** start of PROVIDED INFORMATION **

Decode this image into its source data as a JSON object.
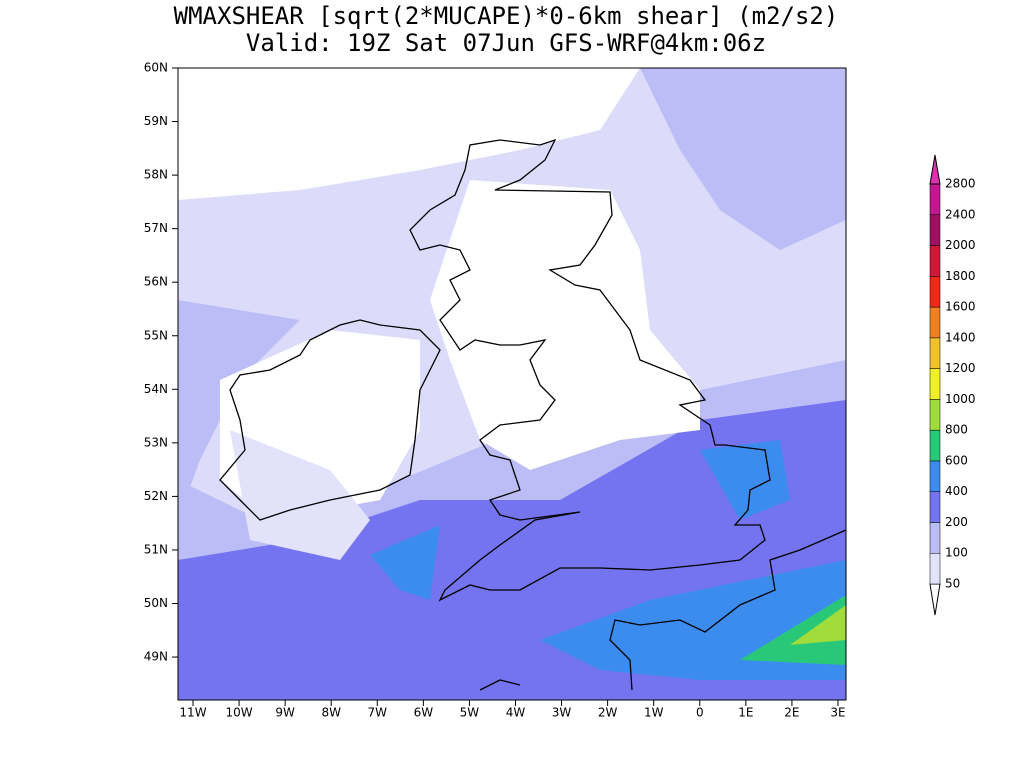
{
  "title": "WMAXSHEAR [sqrt(2*MUCAPE)*0-6km shear] (m2/s2)",
  "subtitle": "Valid: 19Z Sat 07Jun GFS-WRF@4km:06z",
  "lat_labels": [
    "60N",
    "59N",
    "58N",
    "57N",
    "56N",
    "55N",
    "54N",
    "53N",
    "52N",
    "51N",
    "50N",
    "49N"
  ],
  "lon_labels": [
    "11W",
    "10W",
    "9W",
    "8W",
    "7W",
    "6W",
    "5W",
    "4W",
    "3W",
    "2W",
    "1W",
    "0",
    "1E",
    "2E",
    "3E"
  ],
  "colorbar": {
    "levels": [
      50,
      100,
      200,
      400,
      600,
      800,
      1000,
      1200,
      1400,
      1600,
      1800,
      2000,
      2400,
      2800
    ],
    "colors": [
      "#ffffff",
      "#e2e2fb",
      "#bcbdf6",
      "#7474f0",
      "#3c8cf0",
      "#28c878",
      "#a0dc3c",
      "#f0f028",
      "#f0c030",
      "#f08020",
      "#f02818",
      "#d01838",
      "#a01060",
      "#c01890",
      "#e030b0"
    ]
  }
}
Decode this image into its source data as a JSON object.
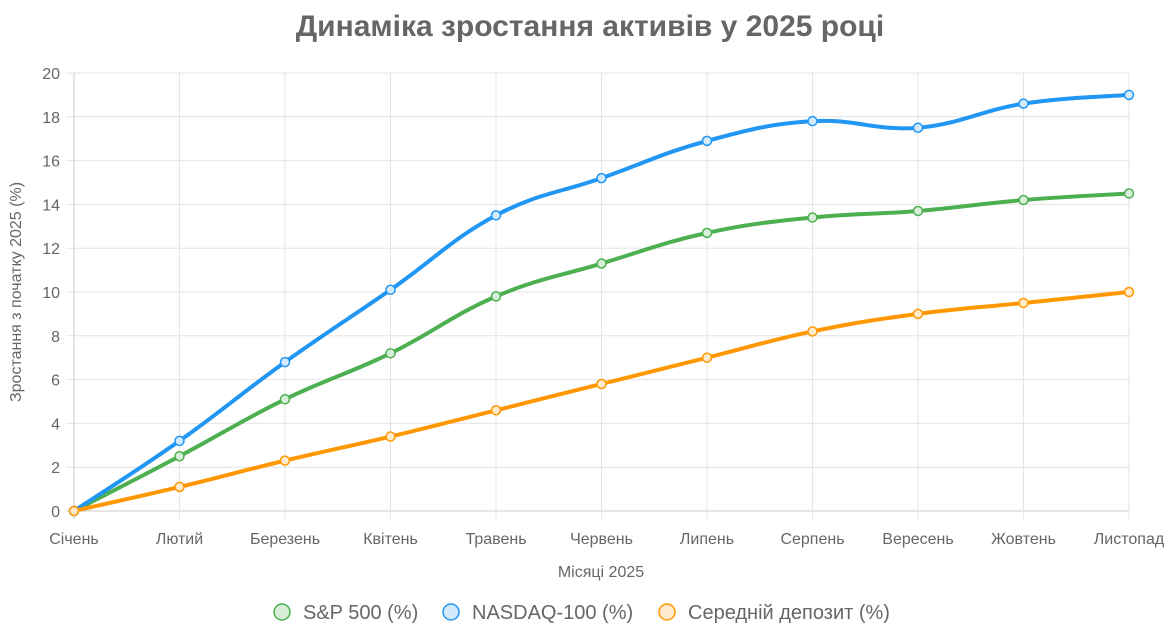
{
  "chart_data": {
    "type": "line",
    "title": "Динаміка зростання активів у 2025 році",
    "xlabel": "Місяці 2025",
    "ylabel": "Зростання з початку 2025 (%)",
    "categories": [
      "Січень",
      "Лютий",
      "Березень",
      "Квітень",
      "Травень",
      "Червень",
      "Липень",
      "Серпень",
      "Вересень",
      "Жовтень",
      "Листопад"
    ],
    "ylim": [
      0,
      20
    ],
    "yticks": [
      0,
      2,
      4,
      6,
      8,
      10,
      12,
      14,
      16,
      18,
      20
    ],
    "grid": true,
    "legend_position": "bottom",
    "series": [
      {
        "name": "S&P 500 (%)",
        "color": "#4caf50",
        "fill": "#d7efd8",
        "values": [
          0,
          2.5,
          5.1,
          7.2,
          9.8,
          11.3,
          12.7,
          13.4,
          13.7,
          14.2,
          14.5
        ]
      },
      {
        "name": "NASDAQ-100 (%)",
        "color": "#2196f3",
        "fill": "#d3eafd",
        "values": [
          0,
          3.2,
          6.8,
          10.1,
          13.5,
          15.2,
          16.9,
          17.8,
          17.5,
          18.6,
          19.0
        ]
      },
      {
        "name": "Середній депозит (%)",
        "color": "#ff9800",
        "fill": "#ffeacc",
        "values": [
          0,
          1.1,
          2.3,
          3.4,
          4.6,
          5.8,
          7.0,
          8.2,
          9.0,
          9.5,
          10.0
        ]
      }
    ]
  }
}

** end of PROVIDED INFORMATION **

> _TASK REQUIREMENTS_: Every entry above needs to be retyped exactly; drop the pictures.

> _COMPLETED EXERCISE_:
Decode this image into its source data as a JSON object.
{
  "title": "WMAXSHEAR [sqrt(2*MUCAPE)*0-6km shear] (m2/s2)",
  "subtitle": "Valid: 19Z Sat 07Jun GFS-WRF@4km:06z",
  "lat_labels": [
    "60N",
    "59N",
    "58N",
    "57N",
    "56N",
    "55N",
    "54N",
    "53N",
    "52N",
    "51N",
    "50N",
    "49N"
  ],
  "lon_labels": [
    "11W",
    "10W",
    "9W",
    "8W",
    "7W",
    "6W",
    "5W",
    "4W",
    "3W",
    "2W",
    "1W",
    "0",
    "1E",
    "2E",
    "3E"
  ],
  "colorbar": {
    "levels": [
      50,
      100,
      200,
      400,
      600,
      800,
      1000,
      1200,
      1400,
      1600,
      1800,
      2000,
      2400,
      2800
    ],
    "colors": [
      "#ffffff",
      "#e2e2fb",
      "#bcbdf6",
      "#7474f0",
      "#3c8cf0",
      "#28c878",
      "#a0dc3c",
      "#f0f028",
      "#f0c030",
      "#f08020",
      "#f02818",
      "#d01838",
      "#a01060",
      "#c01890",
      "#e030b0"
    ]
  }
}
Decode this image into its source data as a JSON object.
{
  "chart_data": {
    "type": "line",
    "title": "Динаміка зростання активів у 2025 році",
    "xlabel": "Місяці 2025",
    "ylabel": "Зростання з початку 2025 (%)",
    "categories": [
      "Січень",
      "Лютий",
      "Березень",
      "Квітень",
      "Травень",
      "Червень",
      "Липень",
      "Серпень",
      "Вересень",
      "Жовтень",
      "Листопад"
    ],
    "ylim": [
      0,
      20
    ],
    "yticks": [
      0,
      2,
      4,
      6,
      8,
      10,
      12,
      14,
      16,
      18,
      20
    ],
    "grid": true,
    "legend_position": "bottom",
    "series": [
      {
        "name": "S&P 500 (%)",
        "color": "#4caf50",
        "fill": "#d7efd8",
        "values": [
          0,
          2.5,
          5.1,
          7.2,
          9.8,
          11.3,
          12.7,
          13.4,
          13.7,
          14.2,
          14.5
        ]
      },
      {
        "name": "NASDAQ-100 (%)",
        "color": "#2196f3",
        "fill": "#d3eafd",
        "values": [
          0,
          3.2,
          6.8,
          10.1,
          13.5,
          15.2,
          16.9,
          17.8,
          17.5,
          18.6,
          19.0
        ]
      },
      {
        "name": "Середній депозит (%)",
        "color": "#ff9800",
        "fill": "#ffeacc",
        "values": [
          0,
          1.1,
          2.3,
          3.4,
          4.6,
          5.8,
          7.0,
          8.2,
          9.0,
          9.5,
          10.0
        ]
      }
    ]
  }
}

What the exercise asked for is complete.